● OBJECTIVE:
Report how many lines contain the word "this"; answer with the number only.

>> begin DATASET RECORDS

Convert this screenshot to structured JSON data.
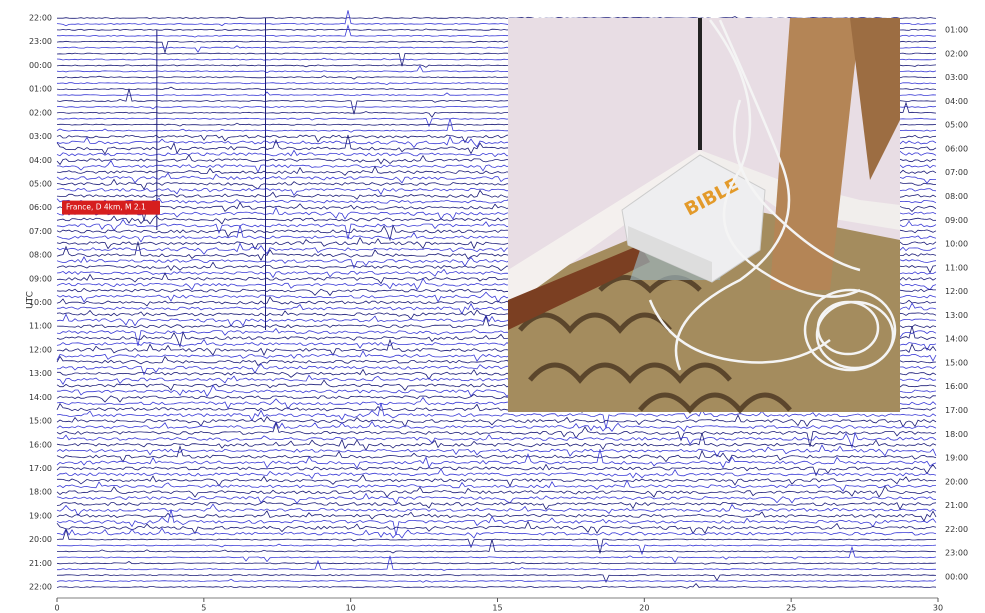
{
  "chart_data": {
    "type": "helicorder",
    "ylabel": "UTC",
    "left_labels": [
      "22:00",
      "23:00",
      "00:00",
      "01:00",
      "02:00",
      "03:00",
      "04:00",
      "05:00",
      "06:00",
      "07:00",
      "08:00",
      "09:00",
      "10:00",
      "11:00",
      "12:00",
      "13:00",
      "14:00",
      "15:00",
      "16:00",
      "17:00",
      "18:00",
      "19:00",
      "20:00",
      "21:00",
      "22:00"
    ],
    "right_labels": [
      "01:00",
      "02:00",
      "03:00",
      "04:00",
      "05:00",
      "06:00",
      "07:00",
      "08:00",
      "09:00",
      "10:00",
      "11:00",
      "12:00",
      "13:00",
      "14:00",
      "15:00",
      "16:00",
      "17:00",
      "18:00",
      "19:00",
      "20:00",
      "21:00",
      "22:00",
      "23:00",
      "00:00"
    ],
    "xlim": [
      0,
      30
    ],
    "xticks": [
      0,
      5,
      10,
      15,
      20,
      25,
      30
    ],
    "annotation": "France, D 4km, M 2.1",
    "trace_colors": [
      "#1c1c78",
      "#3b3bd6"
    ],
    "photo_text": "BIBLE"
  }
}
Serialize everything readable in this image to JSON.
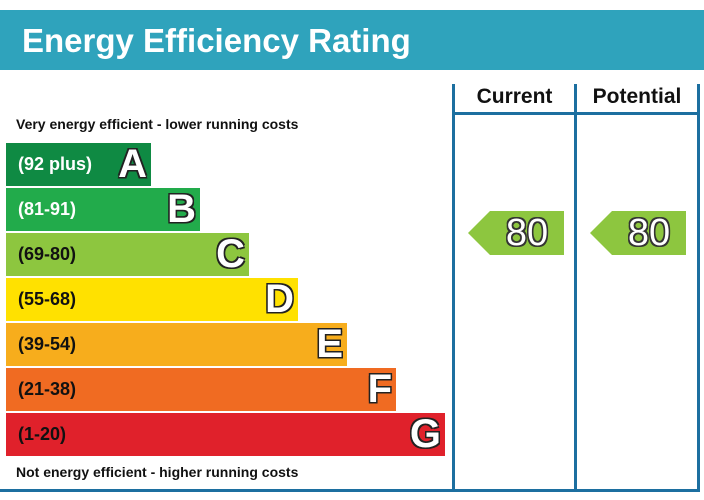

>> end DATASET RECORDS

● COMPLETED TASK:
2